Output every entry exactly as given.

************

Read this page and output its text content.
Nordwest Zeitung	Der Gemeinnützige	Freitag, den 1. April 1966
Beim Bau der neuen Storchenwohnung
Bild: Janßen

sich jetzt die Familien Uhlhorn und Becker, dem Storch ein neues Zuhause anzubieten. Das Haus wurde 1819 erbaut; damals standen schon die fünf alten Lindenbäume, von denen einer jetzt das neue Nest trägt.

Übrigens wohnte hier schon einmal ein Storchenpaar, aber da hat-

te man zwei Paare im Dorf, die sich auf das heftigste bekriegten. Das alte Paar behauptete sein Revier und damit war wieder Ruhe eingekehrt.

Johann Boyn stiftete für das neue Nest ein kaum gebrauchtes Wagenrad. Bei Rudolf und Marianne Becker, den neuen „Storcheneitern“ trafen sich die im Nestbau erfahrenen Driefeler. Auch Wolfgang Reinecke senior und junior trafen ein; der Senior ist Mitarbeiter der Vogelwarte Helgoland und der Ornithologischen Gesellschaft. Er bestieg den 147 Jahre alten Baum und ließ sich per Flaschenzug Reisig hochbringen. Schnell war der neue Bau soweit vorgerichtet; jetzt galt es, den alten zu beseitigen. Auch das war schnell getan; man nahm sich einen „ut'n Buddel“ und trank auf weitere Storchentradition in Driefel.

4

************

» **Result**:
Read this page and output its text content.
Nordwest Zeitung	Der Gemeinnützige	Freitag, den 1. April 1966
Beim Bau der neuen Storchenwohnung
Bild: Janßen

sich jetzt die Familien Uhlhorn und Becker, dem Storch ein neues Zuhause anzubieten. Das Haus wurde 1819 erbaut; damals standen schon die fünf alten Lindenbäume, von denen einer jetzt das neue Nest trägt.

Übrigens wohnte hier schon einmal ein Storchenpaar, aber da hat-

te man zwei Paare im Dorf, die sich auf das heftigste bekriegten. Das alte Paar behauptete sein Revier und damit war wieder Ruhe eingekehrt.

Johann Boyn stiftete für das neue Nest ein kaum gebrauchtes Wagenrad. Bei Rudolf und Marianne Becker, den neuen „Storcheneitern“ trafen sich die im Nestbau erfahrenen Driefeler. Auch Wolfgang Reinecke senior und junior trafen ein; der Senior ist Mitarbeiter der Vogelwarte Helgoland und der Ornithologischen Gesellschaft. Er bestieg den 147 Jahre alten Baum und ließ sich per Flaschenzug Reisig hochbringen. Schnell war der neue Bau soweit vorgerichtet; jetzt galt es, den alten zu beseitigen. Auch das war schnell getan; man nahm sich einen „ut'n Buddel“ und trank auf weitere Storchentradition in Driefel.

4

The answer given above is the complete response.